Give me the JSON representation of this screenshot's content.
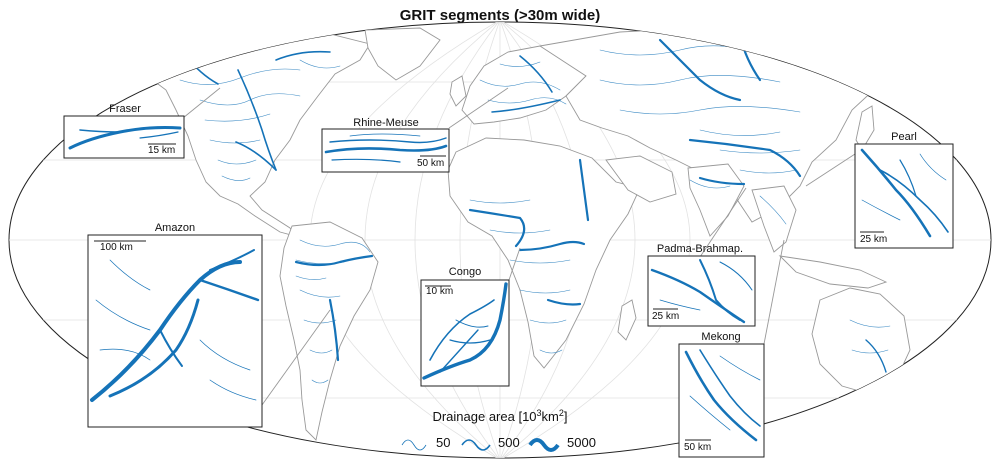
{
  "title": "GRIT segments (>30m wide)",
  "insets": [
    {
      "id": "fraser",
      "name": "Fraser",
      "scale": "15 km"
    },
    {
      "id": "rhine",
      "name": "Rhine-Meuse",
      "scale": "50 km"
    },
    {
      "id": "pearl",
      "name": "Pearl",
      "scale": "25 km"
    },
    {
      "id": "amazon",
      "name": "Amazon",
      "scale": "100 km"
    },
    {
      "id": "congo",
      "name": "Congo",
      "scale": "10 km"
    },
    {
      "id": "padma",
      "name": "Padma-Brahmap.",
      "scale": "25 km"
    },
    {
      "id": "mekong",
      "name": "Mekong",
      "scale": "50 km"
    }
  ],
  "legend": {
    "title_main": "Drainage area [10",
    "title_sup": "3",
    "title_end": "km",
    "title_sup2": "2",
    "title_close": "]",
    "items": [
      {
        "label": "50",
        "weight": 0.8
      },
      {
        "label": "500",
        "weight": 1.6
      },
      {
        "label": "5000",
        "weight": 4
      }
    ]
  },
  "colors": {
    "river": "#0f6fb5",
    "coast": "#9a9a9a",
    "graticule": "#dedede",
    "frame": "#222222"
  }
}
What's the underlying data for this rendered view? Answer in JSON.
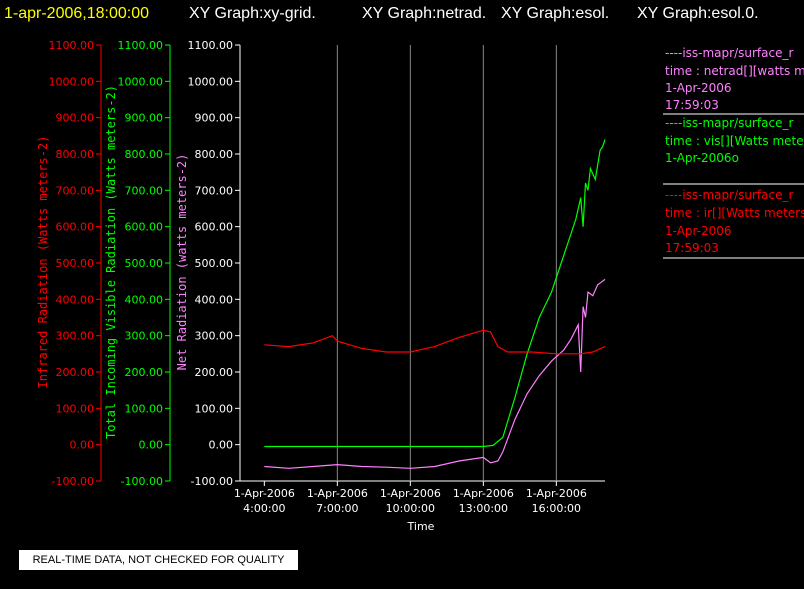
{
  "header": {
    "timestamp": "1-apr-2006,18:00:00",
    "graphs": [
      "XY Graph:xy-grid.",
      "XY Graph:netrad.",
      "XY Graph:esol.",
      "XY Graph:esol.0."
    ]
  },
  "notice": "REAL-TIME DATA, NOT CHECKED FOR QUALITY",
  "legend": [
    {
      "source": "----iss-mapr/surface_r",
      "var": "time : netrad[][watts me",
      "date": "1-Apr-2006",
      "time": "17:59:03"
    },
    {
      "source": "----iss-mapr/surface_r",
      "var": "time : vis[][Watts meter",
      "date": "1-Apr-2006o",
      "time": ""
    },
    {
      "source": "----iss-mapr/surface_r",
      "var": "time : ir[][Watts meters",
      "date": "1-Apr-2006",
      "time": "17:59:03"
    }
  ],
  "chart_data": {
    "type": "line",
    "xlabel": "Time",
    "x_ticks": [
      {
        "date": "1-Apr-2006",
        "time": "4:00:00",
        "hour": 4
      },
      {
        "date": "1-Apr-2006",
        "time": "7:00:00",
        "hour": 7
      },
      {
        "date": "1-Apr-2006",
        "time": "10:00:00",
        "hour": 10
      },
      {
        "date": "1-Apr-2006",
        "time": "13:00:00",
        "hour": 13
      },
      {
        "date": "1-Apr-2006",
        "time": "16:00:00",
        "hour": 16
      }
    ],
    "x_range_hours": [
      3.0,
      18.0
    ],
    "y_axes": [
      {
        "label": "Infrared Radiation (Watts meters-2)",
        "color": "#ff0000"
      },
      {
        "label": "Total Incoming Visible Radiation (Watts meters-2)",
        "color": "#00ff00"
      },
      {
        "label": "Net Radiation (watts meters-2)",
        "color": "#ff80ff"
      }
    ],
    "ylim": [
      -100,
      1100
    ],
    "y_ticks": [
      "-100.00",
      "0.00",
      "100.00",
      "200.00",
      "300.00",
      "400.00",
      "500.00",
      "600.00",
      "700.00",
      "800.00",
      "900.00",
      "1000.00",
      "1100.00"
    ],
    "y_tick_values": [
      -100,
      0,
      100,
      200,
      300,
      400,
      500,
      600,
      700,
      800,
      900,
      1000,
      1100
    ],
    "grid_hours": [
      7,
      10,
      13,
      16
    ],
    "series": [
      {
        "color": "#00ff00",
        "x": [
          4.0,
          5.0,
          6.0,
          7.0,
          8.0,
          9.0,
          10.0,
          11.0,
          12.0,
          13.0,
          13.4,
          13.8,
          14.3,
          14.8,
          15.3,
          15.8,
          16.2,
          16.5,
          16.8,
          17.0,
          17.1,
          17.2,
          17.3,
          17.4,
          17.6,
          17.8,
          17.9,
          18.0
        ],
        "y": [
          -5,
          -5,
          -5,
          -5,
          -5,
          -5,
          -5,
          -5,
          -5,
          -5,
          -2,
          20,
          130,
          250,
          350,
          420,
          500,
          560,
          620,
          680,
          600,
          720,
          700,
          760,
          730,
          810,
          820,
          840
        ]
      },
      {
        "color": "#ff80ff",
        "x": [
          4.0,
          5.0,
          6.0,
          7.0,
          8.0,
          9.0,
          10.0,
          11.0,
          12.0,
          13.0,
          13.3,
          13.6,
          13.8,
          14.3,
          14.8,
          15.3,
          15.8,
          16.3,
          16.6,
          16.9,
          17.0,
          17.1,
          17.2,
          17.3,
          17.5,
          17.7,
          17.9,
          18.0
        ],
        "y": [
          -60,
          -65,
          -60,
          -55,
          -60,
          -62,
          -65,
          -60,
          -45,
          -35,
          -50,
          -45,
          -20,
          70,
          140,
          190,
          230,
          260,
          290,
          330,
          200,
          380,
          350,
          420,
          410,
          440,
          450,
          455
        ]
      },
      {
        "color": "#ff0000",
        "x": [
          4.0,
          5.0,
          6.0,
          6.8,
          7.0,
          8.0,
          9.0,
          10.0,
          11.0,
          12.0,
          13.0,
          13.3,
          13.6,
          14.0,
          15.0,
          16.0,
          16.5,
          17.0,
          17.5,
          18.0
        ],
        "y": [
          275,
          270,
          280,
          300,
          285,
          265,
          255,
          255,
          270,
          295,
          315,
          310,
          270,
          255,
          255,
          250,
          250,
          250,
          255,
          270
        ]
      }
    ]
  }
}
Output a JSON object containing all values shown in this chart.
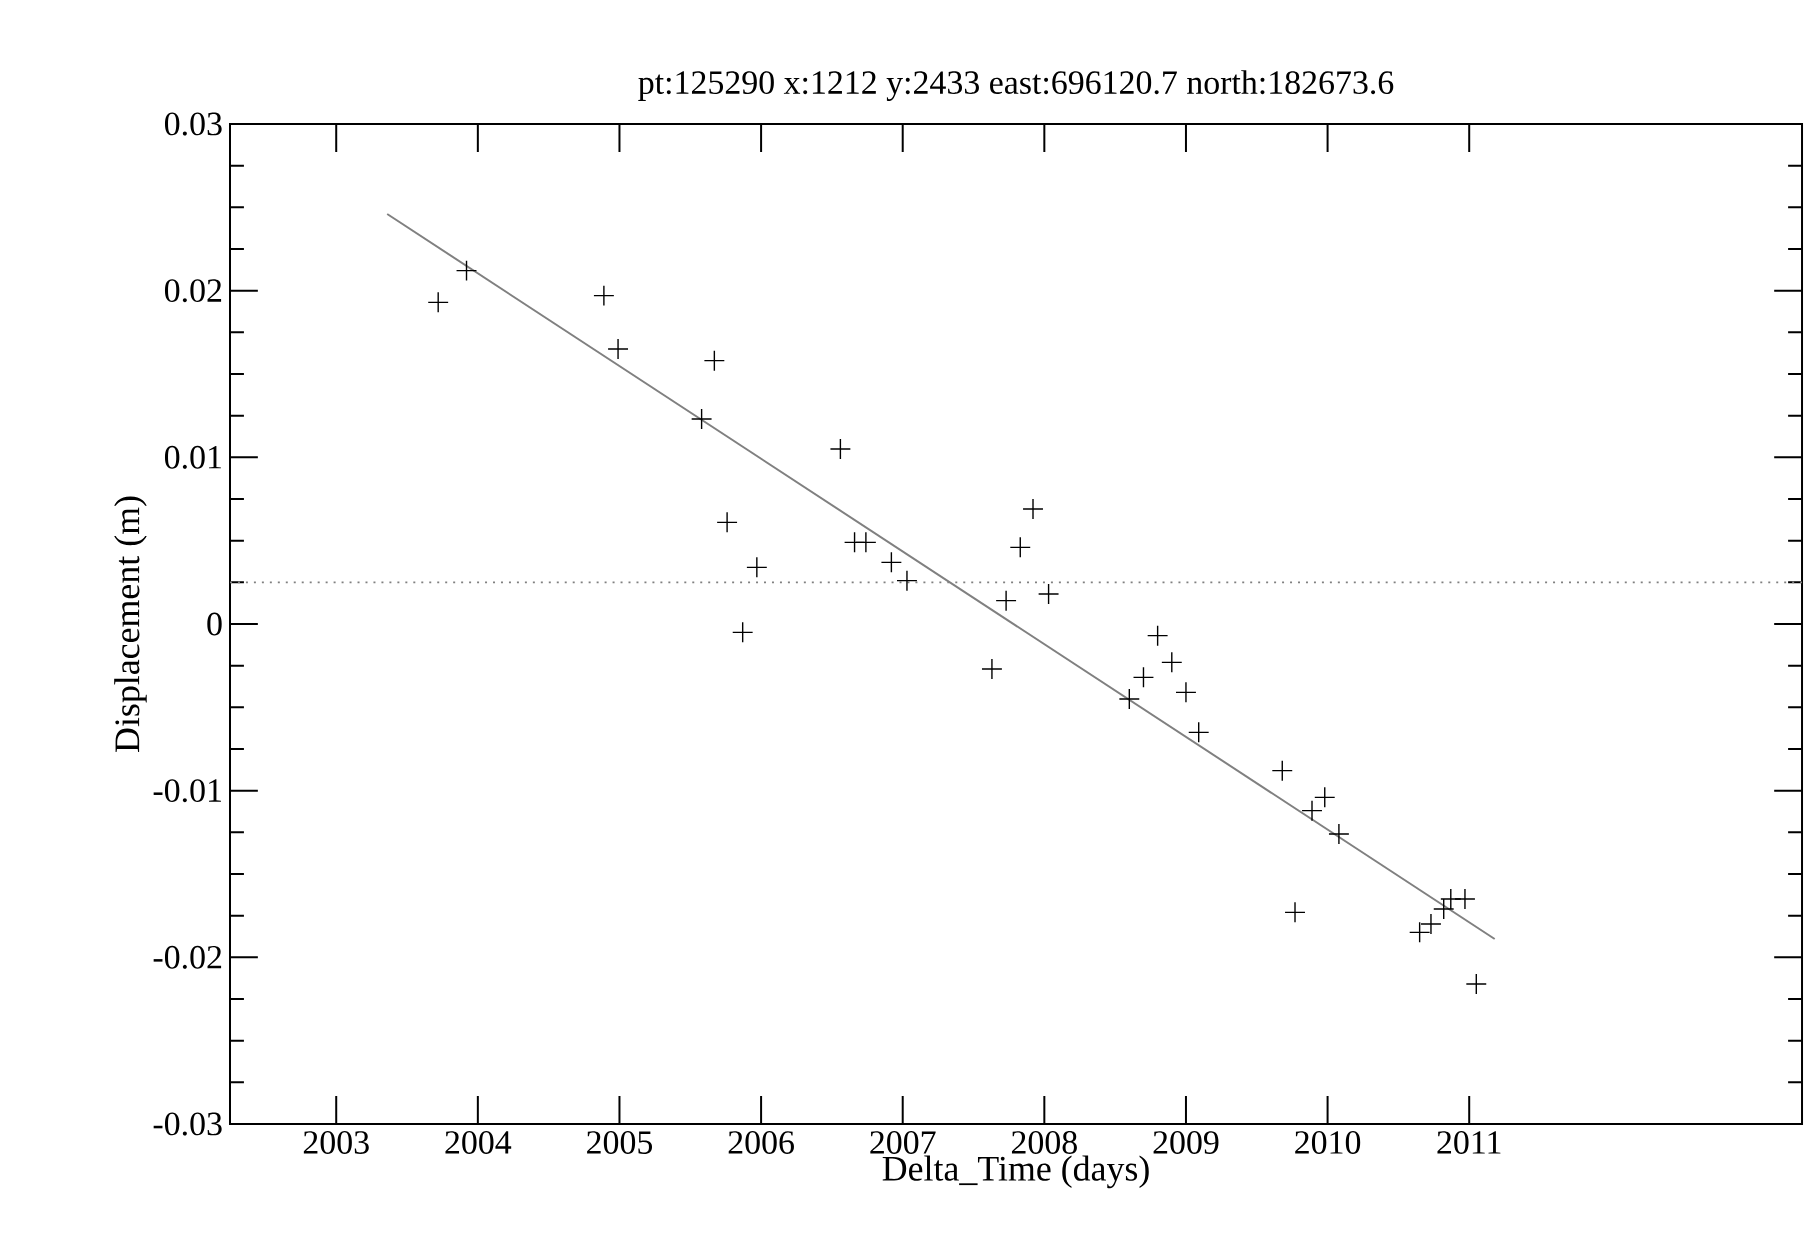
{
  "chart_data": {
    "type": "scatter",
    "title": "pt:125290  x:1212  y:2433  east:696120.7  north:182673.6",
    "xlabel": "Delta_Time (days)",
    "ylabel": "Displacement (m)",
    "xlim": [
      2002.25,
      2013.35
    ],
    "ylim": [
      -0.03,
      0.03
    ],
    "xticks": [
      2003,
      2004,
      2005,
      2006,
      2007,
      2008,
      2009,
      2010,
      2011
    ],
    "yticks": [
      -0.03,
      -0.02,
      -0.01,
      0,
      0.01,
      0.02,
      0.03
    ],
    "tick_labels": "xy",
    "series": [
      {
        "marker": "cross",
        "color": "#000000",
        "x": [
          2003.72,
          2003.92,
          2004.89,
          2004.99,
          2005.58,
          2005.67,
          2005.76,
          2005.87,
          2005.97,
          2006.56,
          2006.66,
          2006.74,
          2006.92,
          2007.03,
          2007.63,
          2007.73,
          2007.83,
          2007.92,
          2008.03,
          2008.6,
          2008.7,
          2008.8,
          2008.9,
          2009.0,
          2009.09,
          2009.68,
          2009.77,
          2009.89,
          2009.98,
          2010.08,
          2010.65,
          2010.73,
          2010.82,
          2010.87,
          2010.97,
          2011.05
        ],
        "values": [
          0.0193,
          0.0212,
          0.0197,
          0.0165,
          0.0123,
          0.0158,
          0.0061,
          -0.0005,
          0.0034,
          0.0105,
          0.0049,
          0.0049,
          0.0037,
          0.0026,
          -0.0027,
          0.0014,
          0.0046,
          0.0069,
          0.0018,
          -0.0045,
          -0.0032,
          -0.0007,
          -0.0023,
          -0.0041,
          -0.0065,
          -0.0088,
          -0.0173,
          -0.0112,
          -0.0104,
          -0.0126,
          -0.0185,
          -0.018,
          -0.0171,
          -0.0165,
          -0.0165,
          -0.0216
        ]
      },
      {
        "type": "line",
        "marker": "none",
        "color": "#808080",
        "x": [
          2003.36,
          2011.18
        ],
        "values": [
          0.0246,
          -0.0189
        ]
      }
    ],
    "ref_lines": [
      {
        "axis": "y",
        "value": 0.0025,
        "color": "#808080",
        "line_style": "dotted"
      }
    ]
  }
}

----

All the records above need to be given again word for word. Skip the pictures.

EXERCISE OUTPUT
Give me the JSON representation of this screenshot's content.
{
  "title": "GRIT segments (>30m wide)",
  "insets": [
    {
      "id": "fraser",
      "name": "Fraser",
      "scale": "15 km"
    },
    {
      "id": "rhine",
      "name": "Rhine-Meuse",
      "scale": "50 km"
    },
    {
      "id": "pearl",
      "name": "Pearl",
      "scale": "25 km"
    },
    {
      "id": "amazon",
      "name": "Amazon",
      "scale": "100 km"
    },
    {
      "id": "congo",
      "name": "Congo",
      "scale": "10 km"
    },
    {
      "id": "padma",
      "name": "Padma-Brahmap.",
      "scale": "25 km"
    },
    {
      "id": "mekong",
      "name": "Mekong",
      "scale": "50 km"
    }
  ],
  "legend": {
    "title_main": "Drainage area [10",
    "title_sup": "3",
    "title_end": "km",
    "title_sup2": "2",
    "title_close": "]",
    "items": [
      {
        "label": "50",
        "weight": 0.8
      },
      {
        "label": "500",
        "weight": 1.6
      },
      {
        "label": "5000",
        "weight": 4
      }
    ]
  },
  "colors": {
    "river": "#0f6fb5",
    "coast": "#9a9a9a",
    "graticule": "#dedede",
    "frame": "#222222"
  }
}
What's the underlying data for this rendered view? Answer in JSON.
{
  "header": {
    "timestamp": "1-apr-2006,18:00:00",
    "graphs": [
      "XY Graph:xy-grid.",
      "XY Graph:netrad.",
      "XY Graph:esol.",
      "XY Graph:esol.0."
    ]
  },
  "notice": "REAL-TIME DATA, NOT CHECKED FOR QUALITY",
  "legend": [
    {
      "source": "----iss-mapr/surface_r",
      "var": "time : netrad[][watts me",
      "date": "1-Apr-2006",
      "time": "17:59:03"
    },
    {
      "source": "----iss-mapr/surface_r",
      "var": "time : vis[][Watts meter",
      "date": "1-Apr-2006o",
      "time": ""
    },
    {
      "source": "----iss-mapr/surface_r",
      "var": "time : ir[][Watts meters",
      "date": "1-Apr-2006",
      "time": "17:59:03"
    }
  ],
  "chart_data": {
    "type": "line",
    "xlabel": "Time",
    "x_ticks": [
      {
        "date": "1-Apr-2006",
        "time": "4:00:00",
        "hour": 4
      },
      {
        "date": "1-Apr-2006",
        "time": "7:00:00",
        "hour": 7
      },
      {
        "date": "1-Apr-2006",
        "time": "10:00:00",
        "hour": 10
      },
      {
        "date": "1-Apr-2006",
        "time": "13:00:00",
        "hour": 13
      },
      {
        "date": "1-Apr-2006",
        "time": "16:00:00",
        "hour": 16
      }
    ],
    "x_range_hours": [
      3.0,
      18.0
    ],
    "y_axes": [
      {
        "label": "Infrared Radiation (Watts meters-2)",
        "color": "#ff0000"
      },
      {
        "label": "Total Incoming Visible Radiation (Watts meters-2)",
        "color": "#00ff00"
      },
      {
        "label": "Net Radiation (watts meters-2)",
        "color": "#ff80ff"
      }
    ],
    "ylim": [
      -100,
      1100
    ],
    "y_ticks": [
      "-100.00",
      "0.00",
      "100.00",
      "200.00",
      "300.00",
      "400.00",
      "500.00",
      "600.00",
      "700.00",
      "800.00",
      "900.00",
      "1000.00",
      "1100.00"
    ],
    "y_tick_values": [
      -100,
      0,
      100,
      200,
      300,
      400,
      500,
      600,
      700,
      800,
      900,
      1000,
      1100
    ],
    "grid_hours": [
      7,
      10,
      13,
      16
    ],
    "series": [
      {
        "color": "#00ff00",
        "x": [
          4.0,
          5.0,
          6.0,
          7.0,
          8.0,
          9.0,
          10.0,
          11.0,
          12.0,
          13.0,
          13.4,
          13.8,
          14.3,
          14.8,
          15.3,
          15.8,
          16.2,
          16.5,
          16.8,
          17.0,
          17.1,
          17.2,
          17.3,
          17.4,
          17.6,
          17.8,
          17.9,
          18.0
        ],
        "y": [
          -5,
          -5,
          -5,
          -5,
          -5,
          -5,
          -5,
          -5,
          -5,
          -5,
          -2,
          20,
          130,
          250,
          350,
          420,
          500,
          560,
          620,
          680,
          600,
          720,
          700,
          760,
          730,
          810,
          820,
          840
        ]
      },
      {
        "color": "#ff80ff",
        "x": [
          4.0,
          5.0,
          6.0,
          7.0,
          8.0,
          9.0,
          10.0,
          11.0,
          12.0,
          13.0,
          13.3,
          13.6,
          13.8,
          14.3,
          14.8,
          15.3,
          15.8,
          16.3,
          16.6,
          16.9,
          17.0,
          17.1,
          17.2,
          17.3,
          17.5,
          17.7,
          17.9,
          18.0
        ],
        "y": [
          -60,
          -65,
          -60,
          -55,
          -60,
          -62,
          -65,
          -60,
          -45,
          -35,
          -50,
          -45,
          -20,
          70,
          140,
          190,
          230,
          260,
          290,
          330,
          200,
          380,
          350,
          420,
          410,
          440,
          450,
          455
        ]
      },
      {
        "color": "#ff0000",
        "x": [
          4.0,
          5.0,
          6.0,
          6.8,
          7.0,
          8.0,
          9.0,
          10.0,
          11.0,
          12.0,
          13.0,
          13.3,
          13.6,
          14.0,
          15.0,
          16.0,
          16.5,
          17.0,
          17.5,
          18.0
        ],
        "y": [
          275,
          270,
          280,
          300,
          285,
          265,
          255,
          255,
          270,
          295,
          315,
          310,
          270,
          255,
          255,
          250,
          250,
          250,
          255,
          270
        ]
      }
    ]
  }
}
Output a JSON object containing all values shown in this chart.
{
  "chart_data": {
    "type": "scatter",
    "title": "pt:125290  x:1212  y:2433  east:696120.7  north:182673.6",
    "xlabel": "Delta_Time (days)",
    "ylabel": "Displacement (m)",
    "xlim": [
      2002.25,
      2013.35
    ],
    "ylim": [
      -0.03,
      0.03
    ],
    "xticks": [
      2003,
      2004,
      2005,
      2006,
      2007,
      2008,
      2009,
      2010,
      2011
    ],
    "yticks": [
      -0.03,
      -0.02,
      -0.01,
      0,
      0.01,
      0.02,
      0.03
    ],
    "tick_labels": "xy",
    "series": [
      {
        "marker": "cross",
        "color": "#000000",
        "x": [
          2003.72,
          2003.92,
          2004.89,
          2004.99,
          2005.58,
          2005.67,
          2005.76,
          2005.87,
          2005.97,
          2006.56,
          2006.66,
          2006.74,
          2006.92,
          2007.03,
          2007.63,
          2007.73,
          2007.83,
          2007.92,
          2008.03,
          2008.6,
          2008.7,
          2008.8,
          2008.9,
          2009.0,
          2009.09,
          2009.68,
          2009.77,
          2009.89,
          2009.98,
          2010.08,
          2010.65,
          2010.73,
          2010.82,
          2010.87,
          2010.97,
          2011.05
        ],
        "values": [
          0.0193,
          0.0212,
          0.0197,
          0.0165,
          0.0123,
          0.0158,
          0.0061,
          -0.0005,
          0.0034,
          0.0105,
          0.0049,
          0.0049,
          0.0037,
          0.0026,
          -0.0027,
          0.0014,
          0.0046,
          0.0069,
          0.0018,
          -0.0045,
          -0.0032,
          -0.0007,
          -0.0023,
          -0.0041,
          -0.0065,
          -0.0088,
          -0.0173,
          -0.0112,
          -0.0104,
          -0.0126,
          -0.0185,
          -0.018,
          -0.0171,
          -0.0165,
          -0.0165,
          -0.0216
        ]
      },
      {
        "type": "line",
        "marker": "none",
        "color": "#808080",
        "x": [
          2003.36,
          2011.18
        ],
        "values": [
          0.0246,
          -0.0189
        ]
      }
    ],
    "ref_lines": [
      {
        "axis": "y",
        "value": 0.0025,
        "color": "#808080",
        "line_style": "dotted"
      }
    ]
  }
}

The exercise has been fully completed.